Supplied text =
————
The best part of the Cannes Film Festival s guessing the drama behind the scenes. “Was it a love fest or was blood splattered on the walls and the carpets?” a journalist asked the jury about their selection process for the awards, announced Sunday night.
Jury president Pedro Almodóvar was clear that the bonhomie exhibited by this jury (including Jessica Chastain and Will Smith) on the red carpet was real and said they were very democratic in making their choices. This was clear from their selection of The Square and 120 Beats Per Minute, respectively, for the Palme d’Or top prize and the runner-up Grand Prix; these were films liked by many and hated by few. Another film,Loveless, was more divisive, with some naming it the front-runner for the Palme while others (including, ahem, this critic) detested the overly controlled filmmaking and mild misogyny.
Could this have been one of the movies that Chastain took a jab at in the post-awards press conference? She had a fascinating response to a question about the female filmmakers awarded (including Sofia Coppola named as best director for The Beguiled,only the second woman to win and the first in 56 years). Chastain said:
“The one thing I really took away from this experience is how the world views women, from the female characters that I saw represented on screen. And it was quite disturbing to me, to be honest. There are some exceptions. But for the most part, I was surprised with the representation of female characters on screen in these films. And I do hope when we include more female storytellers, we will have more of the women that I recognize in my day-to-day life.”
“A couple of black folks wouldn’t hurt none for next year, either,” interjected Will Smith.
A scene from Léonor Serraille's Jeune Femme, which premiered at the 2017 Cannes Film Festival.
Another female filmmaker honored with an award was Lynne Ramsay, who won best screenplay for You Were Never Really Here, the internal noir about trauma and systematic abuses of power by men, with Joaquin Phoenix (also awarded Best Actor) as an off-the-books detective. This was the last competition film and the first one to be divisive in a way that indicates its quality. I was stunned after the last credits and remained in my seat, processing the intensity. But there was an isolated boo in my screening. A few boos is often the mark of Cannes films that become classics, maybe even more consistently than the winner of the Palme d’Or.
Another female filmmaker honored with an award was Léonor Serraille for Jeune Femme, which was described to me as “the French Frances Ha.” It is similarly about a young (but not so young…) woman in a city who suddenly becomes homeless after a break-up, in Paris instead of New York. But Serraille’s film pays attention to economics in a way that Frances Ha ignored in favor of fantasy.
————
Element-and-box listings:
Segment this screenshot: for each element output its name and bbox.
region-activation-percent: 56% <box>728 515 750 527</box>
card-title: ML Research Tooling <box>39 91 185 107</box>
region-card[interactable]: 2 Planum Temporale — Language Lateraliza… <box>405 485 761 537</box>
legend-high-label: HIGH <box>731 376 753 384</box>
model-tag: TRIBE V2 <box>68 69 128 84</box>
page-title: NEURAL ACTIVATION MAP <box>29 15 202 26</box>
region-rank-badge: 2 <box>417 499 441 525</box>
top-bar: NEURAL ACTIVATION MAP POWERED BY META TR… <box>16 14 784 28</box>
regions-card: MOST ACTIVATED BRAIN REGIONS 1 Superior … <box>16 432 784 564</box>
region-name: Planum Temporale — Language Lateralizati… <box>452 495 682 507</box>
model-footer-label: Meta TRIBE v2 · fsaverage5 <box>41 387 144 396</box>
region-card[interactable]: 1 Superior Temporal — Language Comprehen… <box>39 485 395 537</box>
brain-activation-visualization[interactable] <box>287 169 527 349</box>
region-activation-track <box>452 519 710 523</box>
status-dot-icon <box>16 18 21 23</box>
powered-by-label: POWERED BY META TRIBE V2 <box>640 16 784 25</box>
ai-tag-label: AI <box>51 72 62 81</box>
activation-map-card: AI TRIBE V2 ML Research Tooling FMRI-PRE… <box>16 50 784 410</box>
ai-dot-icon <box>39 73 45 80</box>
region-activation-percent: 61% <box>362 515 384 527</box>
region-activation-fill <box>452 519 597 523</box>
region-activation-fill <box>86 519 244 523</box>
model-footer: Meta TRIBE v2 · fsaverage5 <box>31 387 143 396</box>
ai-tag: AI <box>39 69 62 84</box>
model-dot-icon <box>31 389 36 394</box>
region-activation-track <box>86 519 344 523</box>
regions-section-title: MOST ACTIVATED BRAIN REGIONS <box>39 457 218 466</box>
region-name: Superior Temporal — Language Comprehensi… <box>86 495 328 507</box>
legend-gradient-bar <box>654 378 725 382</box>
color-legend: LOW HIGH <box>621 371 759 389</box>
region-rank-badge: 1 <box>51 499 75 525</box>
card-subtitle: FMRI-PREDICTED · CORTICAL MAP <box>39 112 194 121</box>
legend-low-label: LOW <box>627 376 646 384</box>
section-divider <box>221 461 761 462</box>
————
Tasks to perform =
- a) Render the records as a numbered list, from their first line through the line containing "model-tag: TRIBE V2 <box>68 69 128 84</box>", with blank lines omitted.
- b) Extend the Cannes Film Festival article with the passage that would follow its last sentence.

Outputs in order =
- a)
1. Segment this screenshot: for each element output its name and bbox.
2. region-activation-percent: 56% <box>728 515 750 527</box>
3. card-title: ML Research Tooling <box>39 91 185 107</box>
4. region-card[interactable]: 2 Planum Temporale — Language Lateraliza… <box>405 485 761 537</box>
5. legend-high-label: HIGH <box>731 376 753 384</box>
6. model-tag: TRIBE V2 <box>68 69 128 84</box>

- b)
Frances had parents she could return to while Paula, the red-headed effervescent mess inJeune Femme, is not so lucky. Frances Ha resolved when she simply decided to get a full-time office job, even though it was made during the recession when full-time office jobs were rarer than unicorns. Paula’s resolution is less easy and so then more meaningful, more political. The movie is also a rarity in that it shows a Paris that’s not all white.
A scene from the virtual reality exhibit Carne y Arena by Alejandro González Iñárritu, which screened at the 2017 Cannes Film Festival.
Also making an impressive debut was Zambian-British filmmaker Rungano Nyoni with I Am Not a Witch, about 9-year-old Shula who is exiled to a traveling witch camp, where women are held in place by long spools of ribbon. She’s told if she cuts the ribbon she’ll become a goat, but also told she can escape her fate (sort of) by marrying and following the route of respectability. It is a surprisingly hilarious film, with gorgeous imagery and incredible use of sound, from pop songs in headphones to cell phone ringtones.
This seemed the film that could be the biggest sleeper hit of the festival, a true crowd-pleaser. It was incredibly moving to see it premiere to a long standing ovation and tears in Nyoni’s eyes framed by her black and blue braids.
The best things I saw in all of Cannes, though, were two things on TV. One was the 1954 Jean Renoir movie, French Cancan, soundless on French TV while waiting to be taken off-site by black car to see Alejandro González Iñárritu's virtual reality exhibit, Carne y Arena. “Is this French Cancan?" I asked the woman behind the desk in the wait area outside the screening room. She looked at Jean Gabin on screen and nodded. It was moments like that you’re reminded that you’re in the center of worship for cinema, in France and especially in Cannes these ten days.
Will Smith also commented on the rich cinematic history of France: "I watch movies everywhere in the world, and the French film-going audience is an evolved audience. Because of the way it's been ingrained in the culture, there will always be a discerning sometimes harsh eye that the world will always look to for a higher perspective on cinema."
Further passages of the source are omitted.